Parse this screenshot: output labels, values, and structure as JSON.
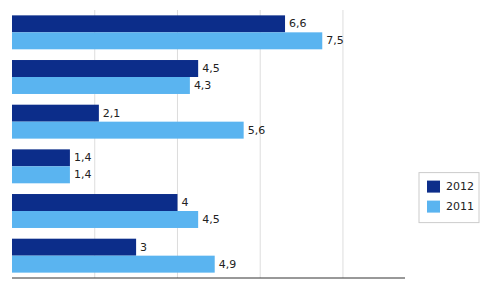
{
  "chart_data": {
    "type": "bar",
    "orientation": "horizontal",
    "categories": [
      null,
      null,
      null,
      null,
      null,
      null
    ],
    "series": [
      {
        "name": "2012",
        "color": "#0c2d8a",
        "values": [
          6.6,
          4.5,
          2.1,
          1.4,
          4.0,
          3.0
        ],
        "value_labels": [
          "6,6",
          "4,5",
          "2,1",
          "1,4",
          "4",
          "3"
        ]
      },
      {
        "name": "2011",
        "color": "#5ab4f0",
        "values": [
          7.5,
          4.3,
          5.6,
          1.4,
          4.5,
          4.9
        ],
        "value_labels": [
          "7,5",
          "4,3",
          "5,6",
          "1,4",
          "4,5",
          "4,9"
        ]
      }
    ],
    "xlim": [
      0,
      9.5
    ],
    "xticks": [
      2,
      4,
      6,
      8
    ],
    "grid": true,
    "tick_labels": false,
    "data_labels": true,
    "legend": "right"
  }
}
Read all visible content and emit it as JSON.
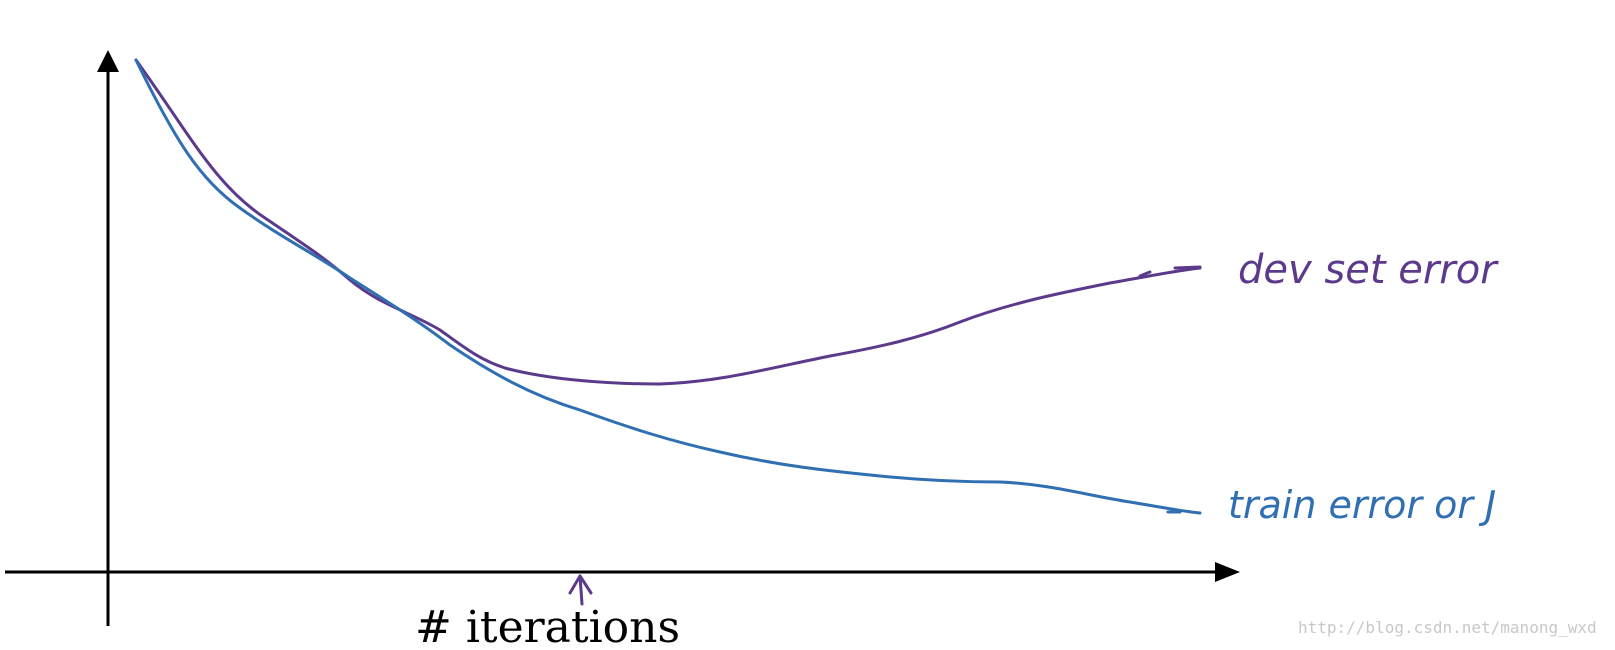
{
  "labels": {
    "dev_curve": "dev set error",
    "train_curve": "train error or J",
    "x_axis": "# iterations",
    "watermark": "http://blog.csdn.net/manong_wxd"
  },
  "colors": {
    "axis": "#000000",
    "dev_curve": "#5b3a8c",
    "train_curve": "#2f6fb2",
    "marker": "#5b3a8c",
    "watermark": "#c8c8c8"
  },
  "icons": {
    "y_axis_arrow": "triangle-up",
    "x_axis_arrow": "triangle-right",
    "early_stopping_marker": "arrow-up"
  }
}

──────────

Leave out the pictures and output every record above precisely as given.

Parse this screenshot: output labels, values, and structure as JSON.
{
  "chart_data": {
    "type": "bar",
    "orientation": "horizontal",
    "categories": [
      null,
      null,
      null,
      null,
      null,
      null
    ],
    "series": [
      {
        "name": "2012",
        "color": "#0c2d8a",
        "values": [
          6.6,
          4.5,
          2.1,
          1.4,
          4.0,
          3.0
        ],
        "value_labels": [
          "6,6",
          "4,5",
          "2,1",
          "1,4",
          "4",
          "3"
        ]
      },
      {
        "name": "2011",
        "color": "#5ab4f0",
        "values": [
          7.5,
          4.3,
          5.6,
          1.4,
          4.5,
          4.9
        ],
        "value_labels": [
          "7,5",
          "4,3",
          "5,6",
          "1,4",
          "4,5",
          "4,9"
        ]
      }
    ],
    "xlim": [
      0,
      9.5
    ],
    "xticks": [
      2,
      4,
      6,
      8
    ],
    "grid": true,
    "tick_labels": false,
    "data_labels": true,
    "legend": "right"
  }
}
Read all visible content and emit it as JSON.
{
  "labels": {
    "dev_curve": "dev set error",
    "train_curve": "train error or J",
    "x_axis": "# iterations",
    "watermark": "http://blog.csdn.net/manong_wxd"
  },
  "colors": {
    "axis": "#000000",
    "dev_curve": "#5b3a8c",
    "train_curve": "#2f6fb2",
    "marker": "#5b3a8c",
    "watermark": "#c8c8c8"
  },
  "icons": {
    "y_axis_arrow": "triangle-up",
    "x_axis_arrow": "triangle-right",
    "early_stopping_marker": "arrow-up"
  }
}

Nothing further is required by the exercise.